Records supplied
------------------------------------
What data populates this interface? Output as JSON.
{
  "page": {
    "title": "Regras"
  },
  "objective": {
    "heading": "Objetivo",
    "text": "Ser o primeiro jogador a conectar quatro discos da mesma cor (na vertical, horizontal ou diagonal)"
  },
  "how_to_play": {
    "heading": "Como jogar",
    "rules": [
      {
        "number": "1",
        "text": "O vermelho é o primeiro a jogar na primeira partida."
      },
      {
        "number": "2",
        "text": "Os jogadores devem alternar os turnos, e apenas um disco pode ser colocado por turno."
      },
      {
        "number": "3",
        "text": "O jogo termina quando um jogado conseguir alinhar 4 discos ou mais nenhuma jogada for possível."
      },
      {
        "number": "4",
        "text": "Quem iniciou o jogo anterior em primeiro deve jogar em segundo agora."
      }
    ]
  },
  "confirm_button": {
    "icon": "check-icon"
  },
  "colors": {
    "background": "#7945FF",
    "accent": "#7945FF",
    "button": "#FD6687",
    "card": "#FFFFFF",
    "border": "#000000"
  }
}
------------------------------------
Written request
Report only the number of lines in the records that include the word "jogar".

Answer below
3